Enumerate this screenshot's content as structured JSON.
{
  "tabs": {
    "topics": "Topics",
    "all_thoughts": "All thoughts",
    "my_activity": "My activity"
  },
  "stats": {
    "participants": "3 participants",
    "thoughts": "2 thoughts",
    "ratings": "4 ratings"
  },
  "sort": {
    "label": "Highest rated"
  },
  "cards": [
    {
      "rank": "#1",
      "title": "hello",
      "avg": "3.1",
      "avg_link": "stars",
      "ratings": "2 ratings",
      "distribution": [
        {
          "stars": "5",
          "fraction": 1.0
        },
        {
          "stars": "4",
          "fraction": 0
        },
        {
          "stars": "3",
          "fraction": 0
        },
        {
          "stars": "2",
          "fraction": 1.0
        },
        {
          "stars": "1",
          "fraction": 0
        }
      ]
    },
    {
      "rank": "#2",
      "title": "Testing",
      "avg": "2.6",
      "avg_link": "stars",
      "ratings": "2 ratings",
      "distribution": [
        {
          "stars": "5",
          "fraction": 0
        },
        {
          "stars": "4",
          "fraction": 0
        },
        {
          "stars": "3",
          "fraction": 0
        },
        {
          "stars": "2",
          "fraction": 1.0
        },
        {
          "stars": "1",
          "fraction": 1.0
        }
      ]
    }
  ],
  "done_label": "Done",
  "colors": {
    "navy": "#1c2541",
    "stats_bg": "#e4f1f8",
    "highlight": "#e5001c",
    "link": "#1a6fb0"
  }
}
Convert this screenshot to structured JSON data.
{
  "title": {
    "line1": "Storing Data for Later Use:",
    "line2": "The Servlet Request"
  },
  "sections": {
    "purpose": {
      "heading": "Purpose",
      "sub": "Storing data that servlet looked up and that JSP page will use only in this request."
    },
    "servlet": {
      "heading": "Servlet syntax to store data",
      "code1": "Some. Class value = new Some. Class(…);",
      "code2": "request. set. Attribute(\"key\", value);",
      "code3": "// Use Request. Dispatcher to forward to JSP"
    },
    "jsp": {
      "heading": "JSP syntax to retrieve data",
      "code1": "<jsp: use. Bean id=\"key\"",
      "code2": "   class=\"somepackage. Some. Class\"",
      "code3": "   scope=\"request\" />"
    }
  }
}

□ □ □

* What is expected
Whichever lines contain the string "heading", select and copy them.

* Written solution
      "heading": "Purpose",
      "heading": "Servlet syntax to store data",
      "heading": "JSP syntax to retrieve data",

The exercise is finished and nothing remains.